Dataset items

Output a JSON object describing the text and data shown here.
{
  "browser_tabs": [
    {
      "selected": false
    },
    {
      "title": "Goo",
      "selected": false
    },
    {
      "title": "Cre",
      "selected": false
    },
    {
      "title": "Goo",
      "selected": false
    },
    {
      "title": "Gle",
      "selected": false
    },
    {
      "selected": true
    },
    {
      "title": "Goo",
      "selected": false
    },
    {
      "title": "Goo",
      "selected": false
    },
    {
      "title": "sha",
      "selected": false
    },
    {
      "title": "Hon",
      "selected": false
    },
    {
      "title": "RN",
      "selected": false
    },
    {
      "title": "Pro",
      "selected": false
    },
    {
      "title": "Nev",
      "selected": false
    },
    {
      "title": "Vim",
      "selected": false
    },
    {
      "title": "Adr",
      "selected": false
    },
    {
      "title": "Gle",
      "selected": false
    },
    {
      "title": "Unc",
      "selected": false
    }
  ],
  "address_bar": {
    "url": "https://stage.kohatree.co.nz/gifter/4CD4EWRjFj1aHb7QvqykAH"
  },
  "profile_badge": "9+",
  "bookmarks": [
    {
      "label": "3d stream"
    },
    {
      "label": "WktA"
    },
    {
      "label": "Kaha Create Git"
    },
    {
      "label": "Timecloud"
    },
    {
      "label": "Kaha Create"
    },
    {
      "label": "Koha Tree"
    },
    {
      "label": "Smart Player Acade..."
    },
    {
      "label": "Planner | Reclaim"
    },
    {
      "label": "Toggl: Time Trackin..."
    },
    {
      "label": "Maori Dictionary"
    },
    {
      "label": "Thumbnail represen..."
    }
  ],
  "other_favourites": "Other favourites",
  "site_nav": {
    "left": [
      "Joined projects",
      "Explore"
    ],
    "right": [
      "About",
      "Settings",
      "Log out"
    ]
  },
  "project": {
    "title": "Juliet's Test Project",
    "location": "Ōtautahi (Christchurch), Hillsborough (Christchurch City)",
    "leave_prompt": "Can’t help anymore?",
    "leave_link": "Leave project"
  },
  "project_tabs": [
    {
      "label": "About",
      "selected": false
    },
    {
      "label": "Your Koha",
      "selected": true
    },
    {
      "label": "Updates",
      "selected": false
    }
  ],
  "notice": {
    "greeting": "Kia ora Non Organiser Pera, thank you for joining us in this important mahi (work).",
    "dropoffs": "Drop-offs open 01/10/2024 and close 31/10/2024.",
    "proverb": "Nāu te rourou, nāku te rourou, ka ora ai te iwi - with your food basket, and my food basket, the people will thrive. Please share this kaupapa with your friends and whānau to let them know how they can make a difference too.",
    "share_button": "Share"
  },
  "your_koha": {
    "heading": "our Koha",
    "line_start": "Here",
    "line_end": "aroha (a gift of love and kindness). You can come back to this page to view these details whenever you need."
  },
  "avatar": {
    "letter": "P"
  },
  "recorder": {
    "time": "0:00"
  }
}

BRIEF
Extract lines where the string "Create" occurs.

RESULT FOR THIS TASK
      "label": "Kaha Create Git"
      "label": "Kaha Create"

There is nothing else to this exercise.